REQUIRED WORK
Wherever a line holds the word "subtitle", copy that line out.
[START OF ROWS]
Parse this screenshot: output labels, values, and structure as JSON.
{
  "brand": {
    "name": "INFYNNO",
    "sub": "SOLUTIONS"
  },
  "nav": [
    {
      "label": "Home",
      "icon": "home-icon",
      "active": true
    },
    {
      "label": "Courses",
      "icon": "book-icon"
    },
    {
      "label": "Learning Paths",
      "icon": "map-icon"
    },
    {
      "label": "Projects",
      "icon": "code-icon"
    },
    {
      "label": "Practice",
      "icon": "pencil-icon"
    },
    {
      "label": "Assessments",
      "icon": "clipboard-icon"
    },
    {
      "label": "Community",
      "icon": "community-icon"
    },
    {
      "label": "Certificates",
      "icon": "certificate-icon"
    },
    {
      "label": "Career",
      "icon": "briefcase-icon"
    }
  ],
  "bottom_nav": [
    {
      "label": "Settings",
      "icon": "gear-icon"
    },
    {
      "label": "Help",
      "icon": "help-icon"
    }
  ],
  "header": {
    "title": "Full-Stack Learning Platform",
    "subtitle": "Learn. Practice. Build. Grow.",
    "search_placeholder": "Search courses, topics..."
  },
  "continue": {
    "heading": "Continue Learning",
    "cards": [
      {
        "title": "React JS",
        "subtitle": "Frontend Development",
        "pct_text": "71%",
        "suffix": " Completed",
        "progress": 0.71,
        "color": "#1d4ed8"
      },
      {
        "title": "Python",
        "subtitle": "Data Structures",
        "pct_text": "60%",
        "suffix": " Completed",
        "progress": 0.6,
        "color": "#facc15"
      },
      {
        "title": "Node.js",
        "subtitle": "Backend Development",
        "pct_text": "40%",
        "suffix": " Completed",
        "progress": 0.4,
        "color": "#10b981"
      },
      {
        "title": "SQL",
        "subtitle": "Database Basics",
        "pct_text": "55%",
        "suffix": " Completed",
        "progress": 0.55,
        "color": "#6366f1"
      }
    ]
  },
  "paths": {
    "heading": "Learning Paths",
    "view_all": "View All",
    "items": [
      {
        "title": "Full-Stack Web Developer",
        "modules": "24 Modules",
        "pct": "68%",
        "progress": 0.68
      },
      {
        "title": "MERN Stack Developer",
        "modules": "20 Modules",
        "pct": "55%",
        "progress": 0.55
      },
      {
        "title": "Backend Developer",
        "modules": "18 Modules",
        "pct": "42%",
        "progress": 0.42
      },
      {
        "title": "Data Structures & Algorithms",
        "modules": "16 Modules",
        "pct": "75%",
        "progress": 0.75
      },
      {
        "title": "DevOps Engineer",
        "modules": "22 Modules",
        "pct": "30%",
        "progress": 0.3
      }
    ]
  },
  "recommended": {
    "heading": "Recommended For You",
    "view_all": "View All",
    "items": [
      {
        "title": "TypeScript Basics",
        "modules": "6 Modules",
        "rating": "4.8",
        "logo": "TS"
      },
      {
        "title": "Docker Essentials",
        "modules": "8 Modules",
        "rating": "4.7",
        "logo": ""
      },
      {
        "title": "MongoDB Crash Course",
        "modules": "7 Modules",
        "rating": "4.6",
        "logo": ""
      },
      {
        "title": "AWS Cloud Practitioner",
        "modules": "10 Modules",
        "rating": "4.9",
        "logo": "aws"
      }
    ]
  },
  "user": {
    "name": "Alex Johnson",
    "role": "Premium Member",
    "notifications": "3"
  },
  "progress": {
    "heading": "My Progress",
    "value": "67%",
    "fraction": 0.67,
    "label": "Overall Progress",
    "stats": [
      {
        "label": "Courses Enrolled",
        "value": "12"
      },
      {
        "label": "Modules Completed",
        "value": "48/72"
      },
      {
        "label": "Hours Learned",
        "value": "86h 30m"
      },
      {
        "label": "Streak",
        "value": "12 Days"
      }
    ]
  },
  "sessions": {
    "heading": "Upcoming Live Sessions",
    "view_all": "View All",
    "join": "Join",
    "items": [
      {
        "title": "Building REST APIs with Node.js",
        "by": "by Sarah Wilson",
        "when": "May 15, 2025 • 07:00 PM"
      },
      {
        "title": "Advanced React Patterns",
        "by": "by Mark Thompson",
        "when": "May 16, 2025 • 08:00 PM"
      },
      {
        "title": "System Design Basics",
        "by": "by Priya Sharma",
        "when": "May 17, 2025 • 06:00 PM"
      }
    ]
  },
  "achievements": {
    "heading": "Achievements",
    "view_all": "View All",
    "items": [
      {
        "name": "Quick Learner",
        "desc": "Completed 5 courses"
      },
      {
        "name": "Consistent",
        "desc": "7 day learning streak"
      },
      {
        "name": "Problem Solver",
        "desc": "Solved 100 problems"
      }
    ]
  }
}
[END OF ROWS]
RESPONSE
    "subtitle": "Learn. Practice. Build. Grow.",
        "subtitle": "Frontend Development",
        "subtitle": "Data Structures",
        "subtitle": "Backend Development",
        "subtitle": "Database Basics",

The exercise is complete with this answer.